→ GIVEN TASK:
Please format every line of the records as a JSON list of strings, one string per line, skipping blank lines.

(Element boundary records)
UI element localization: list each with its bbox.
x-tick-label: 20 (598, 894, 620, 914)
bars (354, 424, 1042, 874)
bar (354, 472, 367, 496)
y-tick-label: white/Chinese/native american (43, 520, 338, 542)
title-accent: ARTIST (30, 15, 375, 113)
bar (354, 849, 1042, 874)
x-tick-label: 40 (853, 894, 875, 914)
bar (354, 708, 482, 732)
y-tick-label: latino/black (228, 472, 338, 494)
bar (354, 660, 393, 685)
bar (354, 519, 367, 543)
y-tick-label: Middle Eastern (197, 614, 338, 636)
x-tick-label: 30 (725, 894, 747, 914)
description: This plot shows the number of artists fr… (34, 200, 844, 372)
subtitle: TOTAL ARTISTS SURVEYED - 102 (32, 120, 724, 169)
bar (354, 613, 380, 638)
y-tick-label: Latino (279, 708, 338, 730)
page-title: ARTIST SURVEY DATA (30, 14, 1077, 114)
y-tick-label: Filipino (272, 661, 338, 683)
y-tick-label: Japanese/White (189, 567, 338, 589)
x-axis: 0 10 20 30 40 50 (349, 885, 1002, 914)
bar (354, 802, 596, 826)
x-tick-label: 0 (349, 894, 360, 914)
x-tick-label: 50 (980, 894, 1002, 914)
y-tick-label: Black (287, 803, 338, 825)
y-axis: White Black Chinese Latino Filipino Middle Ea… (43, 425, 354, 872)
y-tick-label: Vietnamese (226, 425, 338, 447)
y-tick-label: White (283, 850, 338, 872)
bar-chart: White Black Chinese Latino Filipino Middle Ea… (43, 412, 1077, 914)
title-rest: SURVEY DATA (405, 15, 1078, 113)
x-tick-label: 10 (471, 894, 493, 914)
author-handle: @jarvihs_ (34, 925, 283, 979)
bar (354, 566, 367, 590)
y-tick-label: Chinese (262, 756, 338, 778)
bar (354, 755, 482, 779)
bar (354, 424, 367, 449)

→ RESPONSE TO THE TASK:
[
  "UI element localization: list each with its bbox.",
  "x-tick-label: 20 (598, 894, 620, 914)",
  "bars (354, 424, 1042, 874)",
  "bar (354, 472, 367, 496)",
  "y-tick-label: white/Chinese/native american (43, 520, 338, 542)",
  "title-accent: ARTIST (30, 15, 375, 113)",
  "bar (354, 849, 1042, 874)",
  "x-tick-label: 40 (853, 894, 875, 914)",
  "bar (354, 708, 482, 732)",
  "y-tick-label: latino/black (228, 472, 338, 494)",
  "bar (354, 660, 393, 685)",
  "bar (354, 519, 367, 543)",
  "y-tick-label: Middle Eastern (197, 614, 338, 636)",
  "x-tick-label: 30 (725, 894, 747, 914)",
  "description: This plot shows the number of artists fr… (34, 200, 844, 372)",
  "subtitle: TOTAL ARTISTS SURVEYED - 102 (32, 120, 724, 169)",
  "bar (354, 613, 380, 638)",
  "y-tick-label: Latino (279, 708, 338, 730)",
  "page-title: ARTIST SURVEY DATA (30, 14, 1077, 114)",
  "y-tick-label: Filipino (272, 661, 338, 683)",
  "y-tick-label: Japanese/White (189, 567, 338, 589)",
  "x-axis: 0 10 20 30 40 50 (349, 885, 1002, 914)",
  "bar (354, 802, 596, 826)",
  "x-tick-label: 0 (349, 894, 360, 914)",
  "x-tick-label: 50 (980, 894, 1002, 914)",
  "y-tick-label: Black (287, 803, 338, 825)",
  "y-axis: White Black Chinese Latino Filipino Middle Ea… (43, 425, 354, 872)",
  "y-tick-label: Vietnamese (226, 425, 338, 447)",
  "y-tick-label: White (283, 850, 338, 872)",
  "bar-chart: White Black Chinese Latino Filipino Middle Ea… (43, 412, 1077, 914)",
  "title-rest: SURVEY DATA (405, 15, 1078, 113)",
  "x-tick-label: 10 (471, 894, 493, 914)",
  "author-handle: @jarvihs_ (34, 925, 283, 979)",
  "bar (354, 566, 367, 590)",
  "y-tick-label: Chinese (262, 756, 338, 778)",
  "bar (354, 755, 482, 779)",
  "bar (354, 424, 367, 449)"
]